Provided information:

::::

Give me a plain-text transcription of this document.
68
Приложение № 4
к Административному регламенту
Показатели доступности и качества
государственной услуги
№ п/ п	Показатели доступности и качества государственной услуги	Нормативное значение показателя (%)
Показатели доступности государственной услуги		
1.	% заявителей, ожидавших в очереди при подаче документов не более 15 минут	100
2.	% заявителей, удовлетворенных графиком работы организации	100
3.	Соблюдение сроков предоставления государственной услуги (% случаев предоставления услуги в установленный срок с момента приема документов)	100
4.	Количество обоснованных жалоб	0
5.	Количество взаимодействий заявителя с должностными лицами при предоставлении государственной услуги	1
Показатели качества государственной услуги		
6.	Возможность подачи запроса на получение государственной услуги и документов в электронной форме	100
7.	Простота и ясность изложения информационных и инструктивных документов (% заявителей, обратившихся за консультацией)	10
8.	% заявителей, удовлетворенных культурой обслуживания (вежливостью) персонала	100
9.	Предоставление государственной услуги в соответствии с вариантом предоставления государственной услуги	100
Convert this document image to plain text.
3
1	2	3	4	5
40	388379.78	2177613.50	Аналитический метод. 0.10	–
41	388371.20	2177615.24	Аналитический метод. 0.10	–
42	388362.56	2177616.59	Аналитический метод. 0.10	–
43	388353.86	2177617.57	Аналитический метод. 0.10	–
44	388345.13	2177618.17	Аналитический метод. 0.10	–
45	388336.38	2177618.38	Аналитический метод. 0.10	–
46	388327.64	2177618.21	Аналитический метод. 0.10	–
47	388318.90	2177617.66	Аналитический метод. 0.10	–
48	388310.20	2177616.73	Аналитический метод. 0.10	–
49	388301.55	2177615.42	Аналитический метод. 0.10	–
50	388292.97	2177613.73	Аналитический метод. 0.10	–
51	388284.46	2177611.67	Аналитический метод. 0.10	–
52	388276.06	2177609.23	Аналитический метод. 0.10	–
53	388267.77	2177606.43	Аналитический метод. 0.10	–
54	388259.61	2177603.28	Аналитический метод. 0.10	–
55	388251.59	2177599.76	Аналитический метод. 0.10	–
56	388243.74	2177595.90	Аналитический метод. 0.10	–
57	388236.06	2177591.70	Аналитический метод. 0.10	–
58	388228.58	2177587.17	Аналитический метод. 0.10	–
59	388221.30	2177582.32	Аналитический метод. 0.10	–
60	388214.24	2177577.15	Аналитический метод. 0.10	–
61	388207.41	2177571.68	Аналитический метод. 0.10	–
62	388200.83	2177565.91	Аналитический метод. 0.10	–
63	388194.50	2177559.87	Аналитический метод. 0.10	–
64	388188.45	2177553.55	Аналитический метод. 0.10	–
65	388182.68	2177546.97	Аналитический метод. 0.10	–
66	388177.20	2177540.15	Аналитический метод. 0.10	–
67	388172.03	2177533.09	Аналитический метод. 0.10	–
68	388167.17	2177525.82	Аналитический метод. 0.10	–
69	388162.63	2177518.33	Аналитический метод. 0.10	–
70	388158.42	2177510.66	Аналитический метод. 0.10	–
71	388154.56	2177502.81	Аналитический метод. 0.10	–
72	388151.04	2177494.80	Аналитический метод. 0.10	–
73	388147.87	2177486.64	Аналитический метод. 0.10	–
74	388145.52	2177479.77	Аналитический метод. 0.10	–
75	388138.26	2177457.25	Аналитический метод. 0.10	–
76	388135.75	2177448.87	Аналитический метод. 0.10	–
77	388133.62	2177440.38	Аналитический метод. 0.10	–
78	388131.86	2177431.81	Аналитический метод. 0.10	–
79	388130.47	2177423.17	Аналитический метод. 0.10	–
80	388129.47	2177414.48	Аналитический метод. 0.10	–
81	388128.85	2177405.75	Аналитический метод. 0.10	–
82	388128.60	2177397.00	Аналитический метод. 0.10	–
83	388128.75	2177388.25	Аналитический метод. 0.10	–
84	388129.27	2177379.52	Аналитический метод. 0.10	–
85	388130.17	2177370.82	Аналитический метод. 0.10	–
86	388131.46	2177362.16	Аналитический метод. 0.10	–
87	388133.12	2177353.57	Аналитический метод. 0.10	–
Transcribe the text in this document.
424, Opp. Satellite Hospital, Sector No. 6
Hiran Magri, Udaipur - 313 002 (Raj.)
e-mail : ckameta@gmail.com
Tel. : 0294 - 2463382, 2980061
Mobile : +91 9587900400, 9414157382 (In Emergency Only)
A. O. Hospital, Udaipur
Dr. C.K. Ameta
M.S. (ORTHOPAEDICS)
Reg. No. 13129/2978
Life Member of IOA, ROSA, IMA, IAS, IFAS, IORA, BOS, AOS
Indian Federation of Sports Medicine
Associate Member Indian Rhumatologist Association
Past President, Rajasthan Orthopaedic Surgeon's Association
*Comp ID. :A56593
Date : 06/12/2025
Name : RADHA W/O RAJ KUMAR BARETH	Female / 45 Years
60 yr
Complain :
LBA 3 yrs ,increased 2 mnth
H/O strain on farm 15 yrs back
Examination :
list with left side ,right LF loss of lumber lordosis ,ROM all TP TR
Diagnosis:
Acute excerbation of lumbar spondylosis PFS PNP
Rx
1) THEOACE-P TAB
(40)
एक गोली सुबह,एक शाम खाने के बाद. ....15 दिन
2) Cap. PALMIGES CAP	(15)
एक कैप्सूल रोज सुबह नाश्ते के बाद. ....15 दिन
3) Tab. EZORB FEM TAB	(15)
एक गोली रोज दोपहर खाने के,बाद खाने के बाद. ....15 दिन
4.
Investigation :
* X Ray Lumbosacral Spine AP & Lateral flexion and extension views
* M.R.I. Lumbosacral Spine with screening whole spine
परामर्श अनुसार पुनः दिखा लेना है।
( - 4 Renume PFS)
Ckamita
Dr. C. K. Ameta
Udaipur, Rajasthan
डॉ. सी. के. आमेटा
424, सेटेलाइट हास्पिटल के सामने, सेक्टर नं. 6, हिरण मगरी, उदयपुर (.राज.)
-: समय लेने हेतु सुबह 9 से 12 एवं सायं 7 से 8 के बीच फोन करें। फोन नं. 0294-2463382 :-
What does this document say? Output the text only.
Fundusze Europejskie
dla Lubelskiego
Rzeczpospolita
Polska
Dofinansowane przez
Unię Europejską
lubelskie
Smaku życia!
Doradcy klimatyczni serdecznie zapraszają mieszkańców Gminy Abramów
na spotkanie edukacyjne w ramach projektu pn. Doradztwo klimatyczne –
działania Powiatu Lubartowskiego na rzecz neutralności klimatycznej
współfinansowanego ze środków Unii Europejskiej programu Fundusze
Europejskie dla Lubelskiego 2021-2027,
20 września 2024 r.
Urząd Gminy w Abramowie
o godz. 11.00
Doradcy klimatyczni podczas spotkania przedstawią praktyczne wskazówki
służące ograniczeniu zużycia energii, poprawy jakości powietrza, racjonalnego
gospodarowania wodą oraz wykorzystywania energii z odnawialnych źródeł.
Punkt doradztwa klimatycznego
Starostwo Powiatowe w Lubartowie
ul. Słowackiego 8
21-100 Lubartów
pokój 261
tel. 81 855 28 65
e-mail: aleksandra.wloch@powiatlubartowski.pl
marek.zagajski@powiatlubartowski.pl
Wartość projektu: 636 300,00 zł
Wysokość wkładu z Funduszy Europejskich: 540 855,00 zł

::::

Instruction:
Write out all the lines again, exactly as they are.

Answer for this exercise:
Give me a plain-text transcription of this document.
68
Приложение № 4
к Административному регламенту
Показатели доступности и качества
государственной услуги
№ п/ п	Показатели доступности и качества государственной услуги	Нормативное значение показателя (%)
Показатели доступности государственной услуги		
1.	% заявителей, ожидавших в очереди при подаче документов не более 15 минут	100
2.	% заявителей, удовлетворенных графиком работы организации	100
3.	Соблюдение сроков предоставления государственной услуги (% случаев предоставления услуги в установленный срок с момента приема документов)	100
4.	Количество обоснованных жалоб	0
5.	Количество взаимодействий заявителя с должностными лицами при предоставлении государственной услуги	1
Показатели качества государственной услуги		
6.	Возможность подачи запроса на получение государственной услуги и документов в электронной форме	100
7.	Простота и ясность изложения информационных и инструктивных документов (% заявителей, обратившихся за консультацией)	10
8.	% заявителей, удовлетворенных культурой обслуживания (вежливостью) персонала	100
9.	Предоставление государственной услуги в соответствии с вариантом предоставления государственной услуги	100
Convert this document image to plain text.
3
1	2	3	4	5
40	388379.78	2177613.50	Аналитический метод. 0.10	–
41	388371.20	2177615.24	Аналитический метод. 0.10	–
42	388362.56	2177616.59	Аналитический метод. 0.10	–
43	388353.86	2177617.57	Аналитический метод. 0.10	–
44	388345.13	2177618.17	Аналитический метод. 0.10	–
45	388336.38	2177618.38	Аналитический метод. 0.10	–
46	388327.64	2177618.21	Аналитический метод. 0.10	–
47	388318.90	2177617.66	Аналитический метод. 0.10	–
48	388310.20	2177616.73	Аналитический метод. 0.10	–
49	388301.55	2177615.42	Аналитический метод. 0.10	–
50	388292.97	2177613.73	Аналитический метод. 0.10	–
51	388284.46	2177611.67	Аналитический метод. 0.10	–
52	388276.06	2177609.23	Аналитический метод. 0.10	–
53	388267.77	2177606.43	Аналитический метод. 0.10	–
54	388259.61	2177603.28	Аналитический метод. 0.10	–
55	388251.59	2177599.76	Аналитический метод. 0.10	–
56	388243.74	2177595.90	Аналитический метод. 0.10	–
57	388236.06	2177591.70	Аналитический метод. 0.10	–
58	388228.58	2177587.17	Аналитический метод. 0.10	–
59	388221.30	2177582.32	Аналитический метод. 0.10	–
60	388214.24	2177577.15	Аналитический метод. 0.10	–
61	388207.41	2177571.68	Аналитический метод. 0.10	–
62	388200.83	2177565.91	Аналитический метод. 0.10	–
63	388194.50	2177559.87	Аналитический метод. 0.10	–
64	388188.45	2177553.55	Аналитический метод. 0.10	–
65	388182.68	2177546.97	Аналитический метод. 0.10	–
66	388177.20	2177540.15	Аналитический метод. 0.10	–
67	388172.03	2177533.09	Аналитический метод. 0.10	–
68	388167.17	2177525.82	Аналитический метод. 0.10	–
69	388162.63	2177518.33	Аналитический метод. 0.10	–
70	388158.42	2177510.66	Аналитический метод. 0.10	–
71	388154.56	2177502.81	Аналитический метод. 0.10	–
72	388151.04	2177494.80	Аналитический метод. 0.10	–
73	388147.87	2177486.64	Аналитический метод. 0.10	–
74	388145.52	2177479.77	Аналитический метод. 0.10	–
75	388138.26	2177457.25	Аналитический метод. 0.10	–
76	388135.75	2177448.87	Аналитический метод. 0.10	–
77	388133.62	2177440.38	Аналитический метод. 0.10	–
78	388131.86	2177431.81	Аналитический метод. 0.10	–
79	388130.47	2177423.17	Аналитический метод. 0.10	–
80	388129.47	2177414.48	Аналитический метод. 0.10	–
81	388128.85	2177405.75	Аналитический метод. 0.10	–
82	388128.60	2177397.00	Аналитический метод. 0.10	–
83	388128.75	2177388.25	Аналитический метод. 0.10	–
84	388129.27	2177379.52	Аналитический метод. 0.10	–
85	388130.17	2177370.82	Аналитический метод. 0.10	–
86	388131.46	2177362.16	Аналитический метод. 0.10	–
87	388133.12	2177353.57	Аналитический метод. 0.10	–
Transcribe the text in this document.
424, Opp. Satellite Hospital, Sector No. 6
Hiran Magri, Udaipur - 313 002 (Raj.)
e-mail : ckameta@gmail.com
Tel. : 0294 - 2463382, 2980061
Mobile : +91 9587900400, 9414157382 (In Emergency Only)
A. O. Hospital, Udaipur
Dr. C.K. Ameta
M.S. (ORTHOPAEDICS)
Reg. No. 13129/2978
Life Member of IOA, ROSA, IMA, IAS, IFAS, IORA, BOS, AOS
Indian Federation of Sports Medicine
Associate Member Indian Rhumatologist Association
Past President, Rajasthan Orthopaedic Surgeon's Association
*Comp ID. :A56593
Date : 06/12/2025
Name : RADHA W/O RAJ KUMAR BARETH	Female / 45 Years
60 yr
Complain :
LBA 3 yrs ,increased 2 mnth
H/O strain on farm 15 yrs back
Examination :
list with left side ,right LF loss of lumber lordosis ,ROM all TP TR
Diagnosis:
Acute excerbation of lumbar spondylosis PFS PNP
Rx
1) THEOACE-P TAB
(40)
एक गोली सुबह,एक शाम खाने के बाद. ....15 दिन
2) Cap. PALMIGES CAP	(15)
एक कैप्सूल रोज सुबह नाश्ते के बाद. ....15 दिन
3) Tab. EZORB FEM TAB	(15)
एक गोली रोज दोपहर खाने के,बाद खाने के बाद. ....15 दिन
4.
Investigation :
* X Ray Lumbosacral Spine AP & Lateral flexion and extension views
* M.R.I. Lumbosacral Spine with screening whole spine
परामर्श अनुसार पुनः दिखा लेना है।
( - 4 Renume PFS)
Ckamita
Dr. C. K. Ameta
Udaipur, Rajasthan
डॉ. सी. के. आमेटा
424, सेटेलाइट हास्पिटल के सामने, सेक्टर नं. 6, हिरण मगरी, उदयपुर (.राज.)
-: समय लेने हेतु सुबह 9 से 12 एवं सायं 7 से 8 के बीच फोन करें। फोन नं. 0294-2463382 :-
What does this document say? Output the text only.
Fundusze Europejskie
dla Lubelskiego
Rzeczpospolita
Polska
Dofinansowane przez
Unię Europejską
lubelskie
Smaku życia!
Doradcy klimatyczni serdecznie zapraszają mieszkańców Gminy Abramów
na spotkanie edukacyjne w ramach projektu pn. Doradztwo klimatyczne –
działania Powiatu Lubartowskiego na rzecz neutralności klimatycznej
współfinansowanego ze środków Unii Europejskiej programu Fundusze
Europejskie dla Lubelskiego 2021-2027,
20 września 2024 r.
Urząd Gminy w Abramowie
o godz. 11.00
Doradcy klimatyczni podczas spotkania przedstawią praktyczne wskazówki
służące ograniczeniu zużycia energii, poprawy jakości powietrza, racjonalnego
gospodarowania wodą oraz wykorzystywania energii z odnawialnych źródeł.
Punkt doradztwa klimatycznego
Starostwo Powiatowe w Lubartowie
ul. Słowackiego 8
21-100 Lubartów
pokój 261
tel. 81 855 28 65
e-mail: aleksandra.wloch@powiatlubartowski.pl
marek.zagajski@powiatlubartowski.pl
Wartość projektu: 636 300,00 zł
Wysokość wkładu z Funduszy Europejskich: 540 855,00 zł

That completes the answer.